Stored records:
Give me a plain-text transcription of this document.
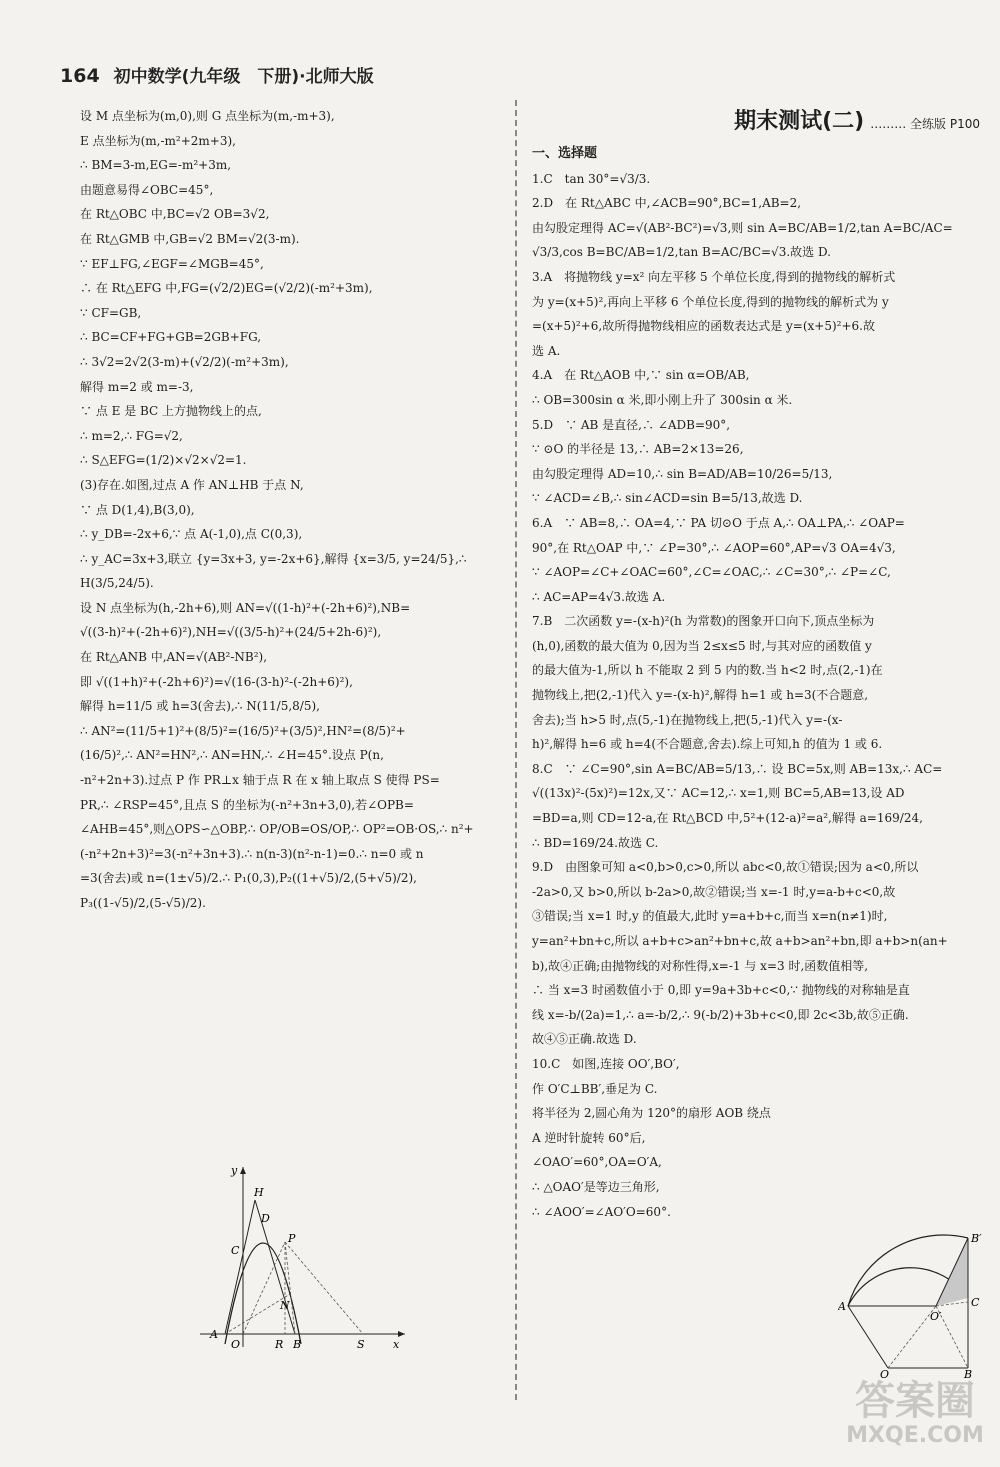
164 初中数学(九年级　下册)·北师大版
设 M 点坐标为(m,0),则 G 点坐标为(m,-m+3),
E 点坐标为(m,-m²+2m+3),
∴ BM=3-m,EG=-m²+3m,
由题意易得∠OBC=45°,
在 Rt△OBC 中,BC=√2 OB=3√2,
在 Rt△GMB 中,GB=√2 BM=√2(3-m).
∵ EF⊥FG,∠EGF=∠MGB=45°,
∴ 在 Rt△EFG 中,FG=(√2/2)EG=(√2/2)(-m²+3m),
∵ CF=GB,
∴ BC=CF+FG+GB=2GB+FG,
∴ 3√2=2√2(3-m)+(√2/2)(-m²+3m),
解得 m=2 或 m=-3,
∵ 点 E 是 BC 上方抛物线上的点,
∴ m=2,∴ FG=√2,
∴ S△EFG=(1/2)×√2×√2=1.
(3)存在.如图,过点 A 作 AN⊥HB 于点 N,
∵ 点 D(1,4),B(3,0),
∴ y_DB=-2x+6,∵ 点 A(-1,0),点 C(0,3),
∴ y_AC=3x+3,联立 {y=3x+3, y=-2x+6},解得 {x=3/5, y=24/5},∴ H(3/5,24/5).
设 N 点坐标为(h,-2h+6),则 AN=√((1-h)²+(-2h+6)²),NB=
√((3-h)²+(-2h+6)²),NH=√((3/5-h)²+(24/5+2h-6)²),
在 Rt△ANB 中,AN=√(AB²-NB²),
即 √((1+h)²+(-2h+6)²)=√(16-(3-h)²-(-2h+6)²),
解得 h=11/5 或 h=3(舍去),∴ N(11/5,8/5),
∴ AN²=(11/5+1)²+(8/5)²=(16/5)²+(3/5)²,HN²=(8/5)²+
(16/5)²,∴ AN²=HN²,∴ AN=HN,∴ ∠H=45°.设点 P(n,
-n²+2n+3).过点 P 作 PR⊥x 轴于点 R 在 x 轴上取点 S 使得 PS=
PR,∴ ∠RSP=45°,且点 S 的坐标为(-n²+3n+3,0),若∠OPB=
∠AHB=45°,则△OPS∽△OBP,∴ OP/OB=OS/OP,∴ OP²=OB·OS,∴ n²+
(-n²+2n+3)²=3(-n²+3n+3).∴ n(n-3)(n²-n-1)=0.∴ n=0 或 n
=3(舍去)或 n=(1±√5)/2.∴ P₁(0,3),P₂((1+√5)/2,(5+√5)/2),
P₃((1-√5)/2,(5-√5)/2).
期末测试(二) ……… 全练版 P100
一、选择题
1.C　tan 30°=√3/3.
2.D　在 Rt△ABC 中,∠ACB=90°,BC=1,AB=2,
由勾股定理得 AC=√(AB²-BC²)=√3,则 sin A=BC/AB=1/2,tan A=BC/AC=
√3/3,cos B=BC/AB=1/2,tan B=AC/BC=√3.故选 D.
3.A　将抛物线 y=x² 向左平移 5 个单位长度,得到的抛物线的解析式
为 y=(x+5)²,再向上平移 6 个单位长度,得到的抛物线的解析式为 y
=(x+5)²+6,故所得抛物线相应的函数表达式是 y=(x+5)²+6.故
选 A.
4.A　在 Rt△AOB 中,∵ sin α=OB/AB,
∴ OB=300sin α 米,即小刚上升了 300sin α 米.
5.D　∵ AB 是直径,∴ ∠ADB=90°,
∵ ⊙O 的半径是 13,∴ AB=2×13=26,
由勾股定理得 AD=10,∴ sin B=AD/AB=10/26=5/13,
∵ ∠ACD=∠B,∴ sin∠ACD=sin B=5/13,故选 D.
6.A　∵ AB=8,∴ OA=4,∵ PA 切⊙O 于点 A,∴ OA⊥PA,∴ ∠OAP=
90°,在 Rt△OAP 中,∵ ∠P=30°,∴ ∠AOP=60°,AP=√3 OA=4√3,
∵ ∠AOP=∠C+∠OAC=60°,∠C=∠OAC,∴ ∠C=30°,∴ ∠P=∠C,
∴ AC=AP=4√3.故选 A.
7.B　二次函数 y=-(x-h)²(h 为常数)的图象开口向下,顶点坐标为
(h,0),函数的最大值为 0,因为当 2≤x≤5 时,与其对应的函数值 y
的最大值为-1,所以 h 不能取 2 到 5 内的数.当 h<2 时,点(2,-1)在
抛物线上,把(2,-1)代入 y=-(x-h)²,解得 h=1 或 h=3(不合题意,
舍去);当 h>5 时,点(5,-1)在抛物线上,把(5,-1)代入 y=-(x-
h)²,解得 h=6 或 h=4(不合题意,舍去).综上可知,h 的值为 1 或 6.
8.C　∵ ∠C=90°,sin A=BC/AB=5/13,∴ 设 BC=5x,则 AB=13x,∴ AC=
√((13x)²-(5x)²)=12x,又∵ AC=12,∴ x=1,则 BC=5,AB=13,设 AD
=BD=a,则 CD=12-a,在 Rt△BCD 中,5²+(12-a)²=a²,解得 a=169/24,
∴ BD=169/24.故选 C.
9.D　由图象可知 a<0,b>0,c>0,所以 abc<0,故①错误;因为 a<0,所以
-2a>0,又 b>0,所以 b-2a>0,故②错误;当 x=-1 时,y=a-b+c<0,故
③错误;当 x=1 时,y 的值最大,此时 y=a+b+c,而当 x=n(n≠1)时,
y=an²+bn+c,所以 a+b+c>an²+bn+c,故 a+b>an²+bn,即 a+b>n(an+
b),故④正确;由抛物线的对称性得,x=-1 与 x=3 时,函数值相等,
∴ 当 x=3 时函数值小于 0,即 y=9a+3b+c<0,∵ 抛物线的对称轴是直
线 x=-b/(2a)=1,∴ a=-b/2,∴ 9(-b/2)+3b+c<0,即 2c<3b,故⑤正确.
故④⑤正确.故选 D.
10.C　如图,连接 OO′,BO′,
作 O′C⊥BB′,垂足为 C.
将半径为 2,圆心角为 120°的扇形 AOB 绕点
A 逆时针旋转 60°后,
∠OAO′=60°,OA=O′A,
∴ △OAO′是等边三角形,
∴ ∠AOO′=∠AO′O=60°.
y
x
H
D
C
P
N
A
O	R B	S
B′
A
O′
C
O	B
答案圈
MXQE.COM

GIVEN EXERCISE: Quote the records in full and exactly; skip any image.

WRITTEN ANSWER:
Give me a plain-text transcription of this document.
164 初中数学(九年级　下册)·北师大版
设 M 点坐标为(m,0),则 G 点坐标为(m,-m+3),
E 点坐标为(m,-m²+2m+3),
∴ BM=3-m,EG=-m²+3m,
由题意易得∠OBC=45°,
在 Rt△OBC 中,BC=√2 OB=3√2,
在 Rt△GMB 中,GB=√2 BM=√2(3-m).
∵ EF⊥FG,∠EGF=∠MGB=45°,
∴ 在 Rt△EFG 中,FG=(√2/2)EG=(√2/2)(-m²+3m),
∵ CF=GB,
∴ BC=CF+FG+GB=2GB+FG,
∴ 3√2=2√2(3-m)+(√2/2)(-m²+3m),
解得 m=2 或 m=-3,
∵ 点 E 是 BC 上方抛物线上的点,
∴ m=2,∴ FG=√2,
∴ S△EFG=(1/2)×√2×√2=1.
(3)存在.如图,过点 A 作 AN⊥HB 于点 N,
∵ 点 D(1,4),B(3,0),
∴ y_DB=-2x+6,∵ 点 A(-1,0),点 C(0,3),
∴ y_AC=3x+3,联立 {y=3x+3, y=-2x+6},解得 {x=3/5, y=24/5},∴ H(3/5,24/5).
设 N 点坐标为(h,-2h+6),则 AN=√((1-h)²+(-2h+6)²),NB=
√((3-h)²+(-2h+6)²),NH=√((3/5-h)²+(24/5+2h-6)²),
在 Rt△ANB 中,AN=√(AB²-NB²),
即 √((1+h)²+(-2h+6)²)=√(16-(3-h)²-(-2h+6)²),
解得 h=11/5 或 h=3(舍去),∴ N(11/5,8/5),
∴ AN²=(11/5+1)²+(8/5)²=(16/5)²+(3/5)²,HN²=(8/5)²+
(16/5)²,∴ AN²=HN²,∴ AN=HN,∴ ∠H=45°.设点 P(n,
-n²+2n+3).过点 P 作 PR⊥x 轴于点 R 在 x 轴上取点 S 使得 PS=
PR,∴ ∠RSP=45°,且点 S 的坐标为(-n²+3n+3,0),若∠OPB=
∠AHB=45°,则△OPS∽△OBP,∴ OP/OB=OS/OP,∴ OP²=OB·OS,∴ n²+
(-n²+2n+3)²=3(-n²+3n+3).∴ n(n-3)(n²-n-1)=0.∴ n=0 或 n
=3(舍去)或 n=(1±√5)/2.∴ P₁(0,3),P₂((1+√5)/2,(5+√5)/2),
P₃((1-√5)/2,(5-√5)/2).
期末测试(二) ……… 全练版 P100
一、选择题
1.C　tan 30°=√3/3.
2.D　在 Rt△ABC 中,∠ACB=90°,BC=1,AB=2,
由勾股定理得 AC=√(AB²-BC²)=√3,则 sin A=BC/AB=1/2,tan A=BC/AC=
√3/3,cos B=BC/AB=1/2,tan B=AC/BC=√3.故选 D.
3.A　将抛物线 y=x² 向左平移 5 个单位长度,得到的抛物线的解析式
为 y=(x+5)²,再向上平移 6 个单位长度,得到的抛物线的解析式为 y
=(x+5)²+6,故所得抛物线相应的函数表达式是 y=(x+5)²+6.故
选 A.
4.A　在 Rt△AOB 中,∵ sin α=OB/AB,
∴ OB=300sin α 米,即小刚上升了 300sin α 米.
5.D　∵ AB 是直径,∴ ∠ADB=90°,
∵ ⊙O 的半径是 13,∴ AB=2×13=26,
由勾股定理得 AD=10,∴ sin B=AD/AB=10/26=5/13,
∵ ∠ACD=∠B,∴ sin∠ACD=sin B=5/13,故选 D.
6.A　∵ AB=8,∴ OA=4,∵ PA 切⊙O 于点 A,∴ OA⊥PA,∴ ∠OAP=
90°,在 Rt△OAP 中,∵ ∠P=30°,∴ ∠AOP=60°,AP=√3 OA=4√3,
∵ ∠AOP=∠C+∠OAC=60°,∠C=∠OAC,∴ ∠C=30°,∴ ∠P=∠C,
∴ AC=AP=4√3.故选 A.
7.B　二次函数 y=-(x-h)²(h 为常数)的图象开口向下,顶点坐标为
(h,0),函数的最大值为 0,因为当 2≤x≤5 时,与其对应的函数值 y
的最大值为-1,所以 h 不能取 2 到 5 内的数.当 h<2 时,点(2,-1)在
抛物线上,把(2,-1)代入 y=-(x-h)²,解得 h=1 或 h=3(不合题意,
舍去);当 h>5 时,点(5,-1)在抛物线上,把(5,-1)代入 y=-(x-
h)²,解得 h=6 或 h=4(不合题意,舍去).综上可知,h 的值为 1 或 6.
8.C　∵ ∠C=90°,sin A=BC/AB=5/13,∴ 设 BC=5x,则 AB=13x,∴ AC=
√((13x)²-(5x)²)=12x,又∵ AC=12,∴ x=1,则 BC=5,AB=13,设 AD
=BD=a,则 CD=12-a,在 Rt△BCD 中,5²+(12-a)²=a²,解得 a=169/24,
∴ BD=169/24.故选 C.
9.D　由图象可知 a<0,b>0,c>0,所以 abc<0,故①错误;因为 a<0,所以
-2a>0,又 b>0,所以 b-2a>0,故②错误;当 x=-1 时,y=a-b+c<0,故
③错误;当 x=1 时,y 的值最大,此时 y=a+b+c,而当 x=n(n≠1)时,
y=an²+bn+c,所以 a+b+c>an²+bn+c,故 a+b>an²+bn,即 a+b>n(an+
b),故④正确;由抛物线的对称性得,x=-1 与 x=3 时,函数值相等,
∴ 当 x=3 时函数值小于 0,即 y=9a+3b+c<0,∵ 抛物线的对称轴是直
线 x=-b/(2a)=1,∴ a=-b/2,∴ 9(-b/2)+3b+c<0,即 2c<3b,故⑤正确.
故④⑤正确.故选 D.
10.C　如图,连接 OO′,BO′,
作 O′C⊥BB′,垂足为 C.
将半径为 2,圆心角为 120°的扇形 AOB 绕点
A 逆时针旋转 60°后,
∠OAO′=60°,OA=O′A,
∴ △OAO′是等边三角形,
∴ ∠AOO′=∠AO′O=60°.
y
x
H
D
C
P
N
A
O	R B	S
B′
A
O′
C
O	B
答案圈
MXQE.COM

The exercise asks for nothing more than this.